Count each line below that has "ветроколесом" anywhere in it. Answer with the total alone.

++++

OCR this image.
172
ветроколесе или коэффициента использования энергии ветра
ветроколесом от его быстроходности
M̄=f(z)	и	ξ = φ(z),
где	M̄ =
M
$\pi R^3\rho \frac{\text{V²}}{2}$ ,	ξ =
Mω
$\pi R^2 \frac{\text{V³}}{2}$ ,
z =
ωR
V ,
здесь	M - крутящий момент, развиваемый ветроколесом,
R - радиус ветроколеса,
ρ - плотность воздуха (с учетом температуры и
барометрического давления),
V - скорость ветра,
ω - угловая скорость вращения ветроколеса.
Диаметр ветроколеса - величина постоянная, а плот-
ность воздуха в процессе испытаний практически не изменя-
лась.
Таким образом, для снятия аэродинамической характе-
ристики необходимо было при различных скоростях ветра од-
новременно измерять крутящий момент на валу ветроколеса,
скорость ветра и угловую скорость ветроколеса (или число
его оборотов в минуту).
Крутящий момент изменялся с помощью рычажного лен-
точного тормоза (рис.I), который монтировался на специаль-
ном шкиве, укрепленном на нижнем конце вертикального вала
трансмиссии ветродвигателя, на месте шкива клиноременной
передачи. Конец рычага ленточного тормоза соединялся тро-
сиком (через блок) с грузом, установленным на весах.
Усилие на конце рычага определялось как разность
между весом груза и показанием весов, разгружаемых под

++++

**Exercise solution**
2